Stored data:
— Start —

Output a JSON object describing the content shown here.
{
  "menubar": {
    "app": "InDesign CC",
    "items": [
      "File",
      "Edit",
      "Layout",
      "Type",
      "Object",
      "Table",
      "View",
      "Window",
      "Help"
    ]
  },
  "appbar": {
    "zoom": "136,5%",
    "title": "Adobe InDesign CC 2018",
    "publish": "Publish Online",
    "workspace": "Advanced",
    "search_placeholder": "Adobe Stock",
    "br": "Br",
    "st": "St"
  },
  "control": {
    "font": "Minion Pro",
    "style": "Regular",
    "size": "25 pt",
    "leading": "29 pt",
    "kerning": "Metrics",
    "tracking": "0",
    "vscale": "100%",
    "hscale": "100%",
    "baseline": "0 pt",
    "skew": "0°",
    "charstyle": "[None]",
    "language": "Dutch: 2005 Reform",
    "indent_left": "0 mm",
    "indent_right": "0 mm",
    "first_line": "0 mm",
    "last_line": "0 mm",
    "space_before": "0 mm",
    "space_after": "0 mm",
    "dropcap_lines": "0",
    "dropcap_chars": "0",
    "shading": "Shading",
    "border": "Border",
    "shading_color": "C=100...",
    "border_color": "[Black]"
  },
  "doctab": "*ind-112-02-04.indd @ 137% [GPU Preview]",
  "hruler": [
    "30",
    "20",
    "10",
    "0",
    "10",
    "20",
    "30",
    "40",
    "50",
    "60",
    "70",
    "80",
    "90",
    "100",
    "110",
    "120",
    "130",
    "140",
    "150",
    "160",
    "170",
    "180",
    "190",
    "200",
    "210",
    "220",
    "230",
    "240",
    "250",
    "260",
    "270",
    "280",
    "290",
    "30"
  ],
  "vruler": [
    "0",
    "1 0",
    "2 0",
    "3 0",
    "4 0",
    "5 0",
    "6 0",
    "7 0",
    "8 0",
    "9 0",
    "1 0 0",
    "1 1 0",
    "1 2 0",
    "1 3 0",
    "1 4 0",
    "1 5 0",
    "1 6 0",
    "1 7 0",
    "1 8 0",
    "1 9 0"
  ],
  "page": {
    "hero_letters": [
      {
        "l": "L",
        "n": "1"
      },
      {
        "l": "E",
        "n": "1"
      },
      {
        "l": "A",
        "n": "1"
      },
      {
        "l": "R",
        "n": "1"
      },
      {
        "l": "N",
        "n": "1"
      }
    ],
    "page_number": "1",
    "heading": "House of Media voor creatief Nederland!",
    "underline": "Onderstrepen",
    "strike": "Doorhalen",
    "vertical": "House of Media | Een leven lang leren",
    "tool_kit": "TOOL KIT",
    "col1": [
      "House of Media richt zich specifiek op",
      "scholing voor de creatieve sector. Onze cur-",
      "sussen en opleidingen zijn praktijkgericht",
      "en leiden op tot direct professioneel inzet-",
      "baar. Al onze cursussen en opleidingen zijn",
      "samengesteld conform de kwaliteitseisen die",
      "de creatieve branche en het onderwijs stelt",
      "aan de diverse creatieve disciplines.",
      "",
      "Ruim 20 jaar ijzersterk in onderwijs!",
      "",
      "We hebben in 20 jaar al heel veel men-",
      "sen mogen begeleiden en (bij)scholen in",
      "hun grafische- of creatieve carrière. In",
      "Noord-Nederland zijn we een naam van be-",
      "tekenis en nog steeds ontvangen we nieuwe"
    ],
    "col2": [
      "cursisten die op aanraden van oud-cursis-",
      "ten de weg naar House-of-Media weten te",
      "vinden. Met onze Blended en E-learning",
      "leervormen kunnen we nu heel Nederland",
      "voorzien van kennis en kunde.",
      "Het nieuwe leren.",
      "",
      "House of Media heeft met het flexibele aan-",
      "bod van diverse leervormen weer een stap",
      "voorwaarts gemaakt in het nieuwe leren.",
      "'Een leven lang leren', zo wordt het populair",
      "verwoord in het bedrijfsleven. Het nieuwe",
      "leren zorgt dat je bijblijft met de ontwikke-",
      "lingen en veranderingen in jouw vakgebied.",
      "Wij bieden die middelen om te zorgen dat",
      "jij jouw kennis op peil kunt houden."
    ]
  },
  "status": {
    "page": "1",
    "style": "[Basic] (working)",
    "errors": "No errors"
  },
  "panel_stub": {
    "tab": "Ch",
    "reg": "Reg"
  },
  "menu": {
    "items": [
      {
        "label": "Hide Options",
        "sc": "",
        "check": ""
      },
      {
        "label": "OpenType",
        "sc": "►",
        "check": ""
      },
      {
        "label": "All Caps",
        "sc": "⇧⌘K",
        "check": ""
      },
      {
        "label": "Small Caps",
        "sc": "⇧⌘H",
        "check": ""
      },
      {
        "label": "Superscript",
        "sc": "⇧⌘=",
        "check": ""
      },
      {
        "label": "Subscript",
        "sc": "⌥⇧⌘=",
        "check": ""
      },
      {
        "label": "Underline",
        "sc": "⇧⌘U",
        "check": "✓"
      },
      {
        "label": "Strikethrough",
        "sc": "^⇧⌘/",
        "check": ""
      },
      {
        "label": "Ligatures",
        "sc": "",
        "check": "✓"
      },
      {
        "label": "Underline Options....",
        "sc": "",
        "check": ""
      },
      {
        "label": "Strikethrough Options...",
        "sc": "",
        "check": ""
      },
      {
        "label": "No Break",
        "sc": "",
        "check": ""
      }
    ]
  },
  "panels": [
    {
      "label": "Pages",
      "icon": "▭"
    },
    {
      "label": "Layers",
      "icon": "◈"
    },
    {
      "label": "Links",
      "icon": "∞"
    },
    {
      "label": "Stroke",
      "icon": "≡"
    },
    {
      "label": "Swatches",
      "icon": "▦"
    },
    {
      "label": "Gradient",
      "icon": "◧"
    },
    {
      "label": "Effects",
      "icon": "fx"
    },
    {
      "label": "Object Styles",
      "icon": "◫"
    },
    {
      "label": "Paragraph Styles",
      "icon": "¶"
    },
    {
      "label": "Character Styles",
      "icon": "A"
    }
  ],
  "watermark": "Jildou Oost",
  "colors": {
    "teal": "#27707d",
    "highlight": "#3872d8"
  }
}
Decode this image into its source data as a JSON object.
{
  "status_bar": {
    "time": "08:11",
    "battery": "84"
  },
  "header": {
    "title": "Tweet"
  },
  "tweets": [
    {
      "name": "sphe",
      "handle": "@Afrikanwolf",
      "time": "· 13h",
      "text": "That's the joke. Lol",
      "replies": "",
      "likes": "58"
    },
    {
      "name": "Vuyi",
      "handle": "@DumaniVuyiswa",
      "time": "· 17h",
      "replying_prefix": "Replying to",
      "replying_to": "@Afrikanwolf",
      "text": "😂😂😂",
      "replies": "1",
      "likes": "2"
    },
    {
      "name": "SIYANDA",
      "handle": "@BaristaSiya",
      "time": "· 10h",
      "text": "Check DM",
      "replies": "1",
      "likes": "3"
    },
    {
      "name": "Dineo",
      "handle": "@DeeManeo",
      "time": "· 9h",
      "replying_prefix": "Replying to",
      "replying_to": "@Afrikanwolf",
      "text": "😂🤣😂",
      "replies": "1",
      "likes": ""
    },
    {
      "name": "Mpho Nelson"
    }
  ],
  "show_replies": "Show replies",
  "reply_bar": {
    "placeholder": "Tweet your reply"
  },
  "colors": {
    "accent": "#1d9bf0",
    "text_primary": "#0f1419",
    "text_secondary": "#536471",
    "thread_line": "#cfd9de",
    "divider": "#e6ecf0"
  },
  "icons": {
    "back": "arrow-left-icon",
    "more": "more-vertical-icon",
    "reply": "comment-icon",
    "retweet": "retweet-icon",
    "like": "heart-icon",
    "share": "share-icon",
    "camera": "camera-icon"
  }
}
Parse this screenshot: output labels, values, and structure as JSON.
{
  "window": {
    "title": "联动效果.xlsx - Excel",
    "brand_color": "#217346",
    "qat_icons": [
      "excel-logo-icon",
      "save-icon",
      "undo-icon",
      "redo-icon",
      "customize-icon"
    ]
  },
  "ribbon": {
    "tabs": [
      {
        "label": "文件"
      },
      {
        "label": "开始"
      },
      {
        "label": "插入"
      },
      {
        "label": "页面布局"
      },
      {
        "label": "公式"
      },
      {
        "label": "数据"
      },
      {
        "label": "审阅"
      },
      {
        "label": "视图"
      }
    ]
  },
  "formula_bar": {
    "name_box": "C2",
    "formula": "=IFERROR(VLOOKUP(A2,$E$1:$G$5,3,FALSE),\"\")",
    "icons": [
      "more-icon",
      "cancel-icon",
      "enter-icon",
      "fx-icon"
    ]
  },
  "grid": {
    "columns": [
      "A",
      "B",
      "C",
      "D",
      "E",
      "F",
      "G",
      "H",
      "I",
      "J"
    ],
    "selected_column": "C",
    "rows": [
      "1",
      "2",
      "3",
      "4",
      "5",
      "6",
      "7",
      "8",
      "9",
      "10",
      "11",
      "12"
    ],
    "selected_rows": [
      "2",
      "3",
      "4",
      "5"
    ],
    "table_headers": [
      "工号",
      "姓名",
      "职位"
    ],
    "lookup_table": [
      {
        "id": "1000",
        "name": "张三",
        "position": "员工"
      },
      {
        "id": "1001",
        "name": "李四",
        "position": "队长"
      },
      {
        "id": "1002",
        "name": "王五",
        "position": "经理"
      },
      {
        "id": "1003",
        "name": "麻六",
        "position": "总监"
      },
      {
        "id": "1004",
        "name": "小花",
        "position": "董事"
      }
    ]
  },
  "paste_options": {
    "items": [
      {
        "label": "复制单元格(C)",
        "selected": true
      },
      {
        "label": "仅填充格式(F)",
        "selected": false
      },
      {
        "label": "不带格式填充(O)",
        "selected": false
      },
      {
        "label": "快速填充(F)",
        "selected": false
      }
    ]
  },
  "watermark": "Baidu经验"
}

— End —

**Short exercise**
Gather up, from the records above, each line where the word "leervormen" appears.

**Result for this exercise**
      "leervormen kunnen we nu heel Nederland",
      "bod van diverse leervormen weer een stap",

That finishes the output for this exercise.